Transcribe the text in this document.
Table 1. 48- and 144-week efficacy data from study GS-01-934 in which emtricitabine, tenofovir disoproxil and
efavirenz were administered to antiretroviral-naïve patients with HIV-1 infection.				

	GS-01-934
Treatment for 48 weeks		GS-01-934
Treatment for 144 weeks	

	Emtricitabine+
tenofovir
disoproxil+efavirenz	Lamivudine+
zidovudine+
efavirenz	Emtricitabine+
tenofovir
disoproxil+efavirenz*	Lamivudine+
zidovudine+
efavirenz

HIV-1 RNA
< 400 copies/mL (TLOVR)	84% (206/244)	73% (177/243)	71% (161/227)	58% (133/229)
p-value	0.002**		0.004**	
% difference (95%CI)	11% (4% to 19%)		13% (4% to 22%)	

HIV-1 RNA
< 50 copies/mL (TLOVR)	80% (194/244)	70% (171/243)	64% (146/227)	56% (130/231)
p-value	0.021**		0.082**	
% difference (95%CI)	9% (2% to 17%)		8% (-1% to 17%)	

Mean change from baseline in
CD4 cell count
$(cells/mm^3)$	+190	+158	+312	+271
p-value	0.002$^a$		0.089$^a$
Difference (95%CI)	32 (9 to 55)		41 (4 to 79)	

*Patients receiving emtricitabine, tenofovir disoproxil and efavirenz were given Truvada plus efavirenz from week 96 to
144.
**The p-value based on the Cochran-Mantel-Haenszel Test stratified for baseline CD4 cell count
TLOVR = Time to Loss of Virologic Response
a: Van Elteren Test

[Task item]: Copy every entry exactly, leaving nothing out.

[Solution]:
Transcribe the text in this document.
Table 1. 48- and 144-week efficacy data from study GS-01-934 in which emtricitabine, tenofovir disoproxil and
efavirenz were administered to antiretroviral-naïve patients with HIV-1 infection.				

	GS-01-934
Treatment for 48 weeks		GS-01-934
Treatment for 144 weeks	

	Emtricitabine+
tenofovir
disoproxil+efavirenz	Lamivudine+
zidovudine+
efavirenz	Emtricitabine+
tenofovir
disoproxil+efavirenz*	Lamivudine+
zidovudine+
efavirenz

HIV-1 RNA
< 400 copies/mL (TLOVR)	84% (206/244)	73% (177/243)	71% (161/227)	58% (133/229)
p-value	0.002**		0.004**	
% difference (95%CI)	11% (4% to 19%)		13% (4% to 22%)	

HIV-1 RNA
< 50 copies/mL (TLOVR)	80% (194/244)	70% (171/243)	64% (146/227)	56% (130/231)
p-value	0.021**		0.082**	
% difference (95%CI)	9% (2% to 17%)		8% (-1% to 17%)	

Mean change from baseline in
CD4 cell count
$(cells/mm^3)$	+190	+158	+312	+271
p-value	0.002$^a$		0.089$^a$
Difference (95%CI)	32 (9 to 55)		41 (4 to 79)	

*Patients receiving emtricitabine, tenofovir disoproxil and efavirenz were given Truvada plus efavirenz from week 96 to
144.
**The p-value based on the Cochran-Mantel-Haenszel Test stratified for baseline CD4 cell count
TLOVR = Time to Loss of Virologic Response
a: Van Elteren Test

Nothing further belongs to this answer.